*Recorded information:*
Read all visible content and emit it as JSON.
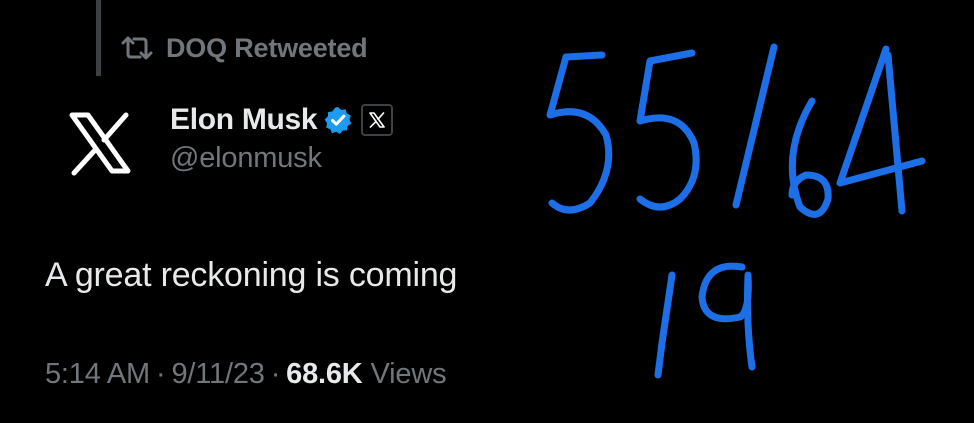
{
  "retweet": {
    "icon": "retweet-icon",
    "text": "DOQ Retweeted"
  },
  "author": {
    "avatar_icon": "x-logo-icon",
    "display_name": "Elon Musk",
    "verified_icon": "verified-badge-icon",
    "affiliate_icon": "x-affiliate-badge-icon",
    "handle": "@elonmusk"
  },
  "tweet": {
    "text": "A great reckoning is coming"
  },
  "meta": {
    "time": "5:14 AM",
    "separator": "·",
    "date": "9/11/23",
    "views_count": "68.6K",
    "views_label": "Views"
  },
  "annotation": {
    "line1": "55/64",
    "line2": "19",
    "ink_color": "#1d6fe8"
  },
  "colors": {
    "background": "#000000",
    "primary_text": "#e7e9ea",
    "secondary_text": "#71767b",
    "verified_blue": "#1d9bf0"
  }
}
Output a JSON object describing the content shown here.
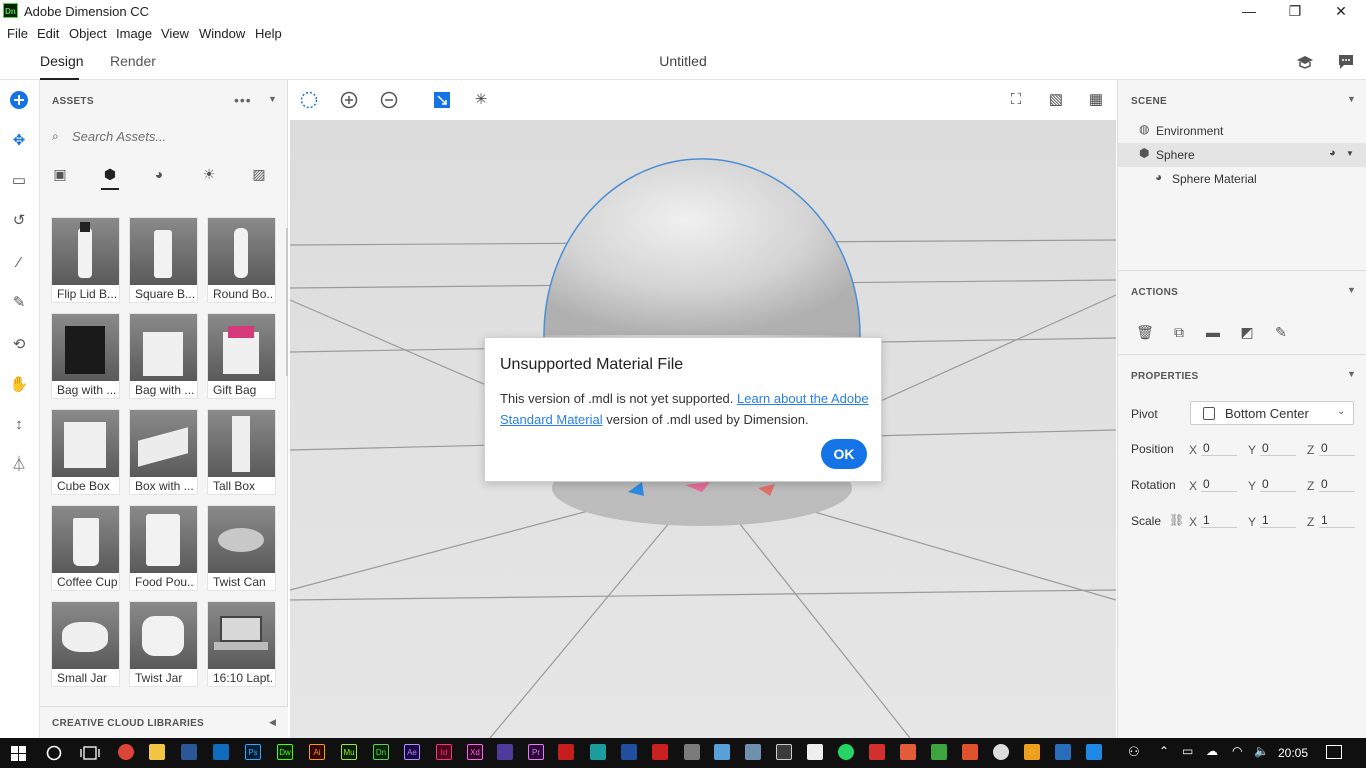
{
  "window": {
    "title": "Adobe Dimension CC",
    "icon_label": "Dn",
    "minimize": "—",
    "maximize": "❐",
    "close": "✕"
  },
  "menu": [
    "File",
    "Edit",
    "Object",
    "Image",
    "View",
    "Window",
    "Help"
  ],
  "header": {
    "tabs": [
      "Design",
      "Render"
    ],
    "active_tab": "Design",
    "document_title": "Untitled"
  },
  "assets": {
    "title": "ASSETS",
    "search_placeholder": "Search Assets...",
    "tiles": [
      "Flip Lid B...",
      "Square B...",
      "Round Bo...",
      "Bag with ...",
      "Bag with ...",
      "Gift Bag",
      "Cube Box",
      "Box with ...",
      "Tall Box",
      "Coffee Cup",
      "Food Pou...",
      "Twist Can",
      "Small Jar",
      "Twist Jar",
      "16:10 Lapt..."
    ],
    "libraries": "CREATIVE CLOUD LIBRARIES"
  },
  "dialog": {
    "title": "Unsupported Material File",
    "body_pre": "This version of .mdl is not yet supported. ",
    "link": "Learn about the Adobe Standard Material",
    "body_post": " version of .mdl used by Dimension.",
    "ok": "OK"
  },
  "scene": {
    "title": "SCENE",
    "items": [
      "Environment",
      "Sphere",
      "Sphere Material"
    ],
    "selected": "Sphere"
  },
  "actions": {
    "title": "ACTIONS"
  },
  "properties": {
    "title": "PROPERTIES",
    "pivot_label": "Pivot",
    "pivot_value": "Bottom Center",
    "position_label": "Position",
    "rotation_label": "Rotation",
    "scale_label": "Scale",
    "axes": [
      "X",
      "Y",
      "Z"
    ],
    "position": [
      "0",
      "0",
      "0"
    ],
    "rotation": [
      "0",
      "0",
      "0"
    ],
    "scale": [
      "1",
      "1",
      "1"
    ]
  },
  "taskbar": {
    "time": "20:05"
  },
  "colors": {
    "accent": "#1473e6",
    "link": "#2680eb",
    "selection": "#4a8fd6"
  }
}
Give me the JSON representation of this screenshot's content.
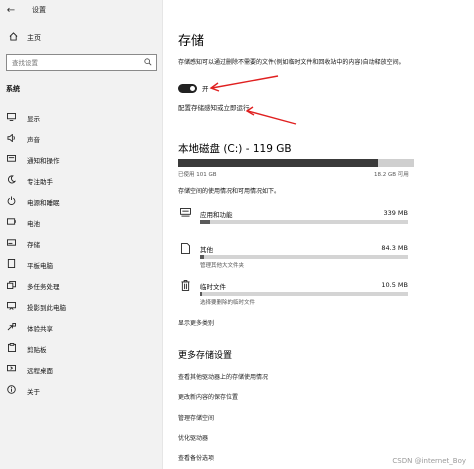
{
  "window": {
    "title": "设置",
    "back_glyph": "←"
  },
  "sidebar": {
    "home_label": "主页",
    "search_placeholder": "查找设置",
    "section_label": "系统",
    "items": [
      {
        "label": "显示",
        "icon": "monitor-icon"
      },
      {
        "label": "声音",
        "icon": "speaker-icon"
      },
      {
        "label": "通知和操作",
        "icon": "notification-icon"
      },
      {
        "label": "专注助手",
        "icon": "moon-icon"
      },
      {
        "label": "电源和睡眠",
        "icon": "power-icon"
      },
      {
        "label": "电池",
        "icon": "battery-icon"
      },
      {
        "label": "存储",
        "icon": "storage-icon"
      },
      {
        "label": "平板电脑",
        "icon": "tablet-icon"
      },
      {
        "label": "多任务处理",
        "icon": "multitask-icon"
      },
      {
        "label": "投影到此电脑",
        "icon": "project-icon"
      },
      {
        "label": "体验共享",
        "icon": "share-icon"
      },
      {
        "label": "剪贴板",
        "icon": "clipboard-icon"
      },
      {
        "label": "远程桌面",
        "icon": "remote-desktop-icon"
      },
      {
        "label": "关于",
        "icon": "info-icon"
      }
    ]
  },
  "main": {
    "title": "存储",
    "description": "存储感知可以通过删除不需要的文件(例如临时文件和回收站中的内容)自动释放空间。",
    "toggle_label": "开",
    "toggle_on": true,
    "config_link": "配置存储感知或立即运行",
    "disk": {
      "title": "本地磁盘 (C:) - 119 GB",
      "used_label": "已使用 101 GB",
      "free_label": "18.2 GB 可用",
      "used_fraction": 0.847
    },
    "storage_desc": "存储空间的使用情况和可用情况如下。",
    "categories": [
      {
        "name": "应用和功能",
        "size": "339 MB",
        "subtitle": "",
        "fill": 0.05,
        "icon": "apps-icon"
      },
      {
        "name": "其他",
        "size": "84.3 MB",
        "subtitle": "管理其他大文件夹",
        "fill": 0.02,
        "icon": "folder-icon"
      },
      {
        "name": "临时文件",
        "size": "10.5 MB",
        "subtitle": "选择要删除的临时文件",
        "fill": 0.01,
        "icon": "trash-icon"
      }
    ],
    "show_more": "显示更多类别",
    "more_settings_title": "更多存储设置",
    "more_links": [
      "查看其他驱动器上的存储使用情况",
      "更改新内容的保存位置",
      "管理存储空间",
      "优化驱动器",
      "查看备份选项"
    ]
  },
  "watermark": "CSDN @internet_Boy",
  "colors": {
    "arrow": "#e02020",
    "sidebar_bg": "#f2f2f2",
    "toggle_on": "#222222"
  }
}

*Set exercise:*
Reproduce the material word for word. Any pictures should be left out of the copy.

*Exercise output:*
Read all visible content and emit it as JSON.
{
  "retweet": {
    "icon": "retweet-icon",
    "text": "DOQ Retweeted"
  },
  "author": {
    "avatar_icon": "x-logo-icon",
    "display_name": "Elon Musk",
    "verified_icon": "verified-badge-icon",
    "affiliate_icon": "x-affiliate-badge-icon",
    "handle": "@elonmusk"
  },
  "tweet": {
    "text": "A great reckoning is coming"
  },
  "meta": {
    "time": "5:14 AM",
    "separator": "·",
    "date": "9/11/23",
    "views_count": "68.6K",
    "views_label": "Views"
  },
  "annotation": {
    "line1": "55/64",
    "line2": "19",
    "ink_color": "#1d6fe8"
  },
  "colors": {
    "background": "#000000",
    "primary_text": "#e7e9ea",
    "secondary_text": "#71767b",
    "verified_blue": "#1d9bf0"
  }
}
Output a JSON object describing the content shown here.
{
  "window": {
    "title": "Adobe Dimension CC",
    "icon_label": "Dn",
    "minimize": "—",
    "maximize": "❐",
    "close": "✕"
  },
  "menu": [
    "File",
    "Edit",
    "Object",
    "Image",
    "View",
    "Window",
    "Help"
  ],
  "header": {
    "tabs": [
      "Design",
      "Render"
    ],
    "active_tab": "Design",
    "document_title": "Untitled"
  },
  "assets": {
    "title": "ASSETS",
    "search_placeholder": "Search Assets...",
    "tiles": [
      "Flip Lid B...",
      "Square B...",
      "Round Bo...",
      "Bag with ...",
      "Bag with ...",
      "Gift Bag",
      "Cube Box",
      "Box with ...",
      "Tall Box",
      "Coffee Cup",
      "Food Pou...",
      "Twist Can",
      "Small Jar",
      "Twist Jar",
      "16:10 Lapt..."
    ],
    "libraries": "CREATIVE CLOUD LIBRARIES"
  },
  "dialog": {
    "title": "Unsupported Material File",
    "body_pre": "This version of .mdl is not yet supported. ",
    "link": "Learn about the Adobe Standard Material",
    "body_post": " version of .mdl used by Dimension.",
    "ok": "OK"
  },
  "scene": {
    "title": "SCENE",
    "items": [
      "Environment",
      "Sphere",
      "Sphere Material"
    ],
    "selected": "Sphere"
  },
  "actions": {
    "title": "ACTIONS"
  },
  "properties": {
    "title": "PROPERTIES",
    "pivot_label": "Pivot",
    "pivot_value": "Bottom Center",
    "position_label": "Position",
    "rotation_label": "Rotation",
    "scale_label": "Scale",
    "axes": [
      "X",
      "Y",
      "Z"
    ],
    "position": [
      "0",
      "0",
      "0"
    ],
    "rotation": [
      "0",
      "0",
      "0"
    ],
    "scale": [
      "1",
      "1",
      "1"
    ]
  },
  "taskbar": {
    "time": "20:05"
  },
  "colors": {
    "accent": "#1473e6",
    "link": "#2680eb",
    "selection": "#4a8fd6"
  }
}
Give me the JSON representation of this screenshot's content.
{
  "window": {
    "title": "设置",
    "back_glyph": "←"
  },
  "sidebar": {
    "home_label": "主页",
    "search_placeholder": "查找设置",
    "section_label": "系统",
    "items": [
      {
        "label": "显示",
        "icon": "monitor-icon"
      },
      {
        "label": "声音",
        "icon": "speaker-icon"
      },
      {
        "label": "通知和操作",
        "icon": "notification-icon"
      },
      {
        "label": "专注助手",
        "icon": "moon-icon"
      },
      {
        "label": "电源和睡眠",
        "icon": "power-icon"
      },
      {
        "label": "电池",
        "icon": "battery-icon"
      },
      {
        "label": "存储",
        "icon": "storage-icon"
      },
      {
        "label": "平板电脑",
        "icon": "tablet-icon"
      },
      {
        "label": "多任务处理",
        "icon": "multitask-icon"
      },
      {
        "label": "投影到此电脑",
        "icon": "project-icon"
      },
      {
        "label": "体验共享",
        "icon": "share-icon"
      },
      {
        "label": "剪贴板",
        "icon": "clipboard-icon"
      },
      {
        "label": "远程桌面",
        "icon": "remote-desktop-icon"
      },
      {
        "label": "关于",
        "icon": "info-icon"
      }
    ]
  },
  "main": {
    "title": "存储",
    "description": "存储感知可以通过删除不需要的文件(例如临时文件和回收站中的内容)自动释放空间。",
    "toggle_label": "开",
    "toggle_on": true,
    "config_link": "配置存储感知或立即运行",
    "disk": {
      "title": "本地磁盘 (C:) - 119 GB",
      "used_label": "已使用 101 GB",
      "free_label": "18.2 GB 可用",
      "used_fraction": 0.847
    },
    "storage_desc": "存储空间的使用情况和可用情况如下。",
    "categories": [
      {
        "name": "应用和功能",
        "size": "339 MB",
        "subtitle": "",
        "fill": 0.05,
        "icon": "apps-icon"
      },
      {
        "name": "其他",
        "size": "84.3 MB",
        "subtitle": "管理其他大文件夹",
        "fill": 0.02,
        "icon": "folder-icon"
      },
      {
        "name": "临时文件",
        "size": "10.5 MB",
        "subtitle": "选择要删除的临时文件",
        "fill": 0.01,
        "icon": "trash-icon"
      }
    ],
    "show_more": "显示更多类别",
    "more_settings_title": "更多存储设置",
    "more_links": [
      "查看其他驱动器上的存储使用情况",
      "更改新内容的保存位置",
      "管理存储空间",
      "优化驱动器",
      "查看备份选项"
    ]
  },
  "watermark": "CSDN @internet_Boy",
  "colors": {
    "arrow": "#e02020",
    "sidebar_bg": "#f2f2f2",
    "toggle_on": "#222222"
  }
}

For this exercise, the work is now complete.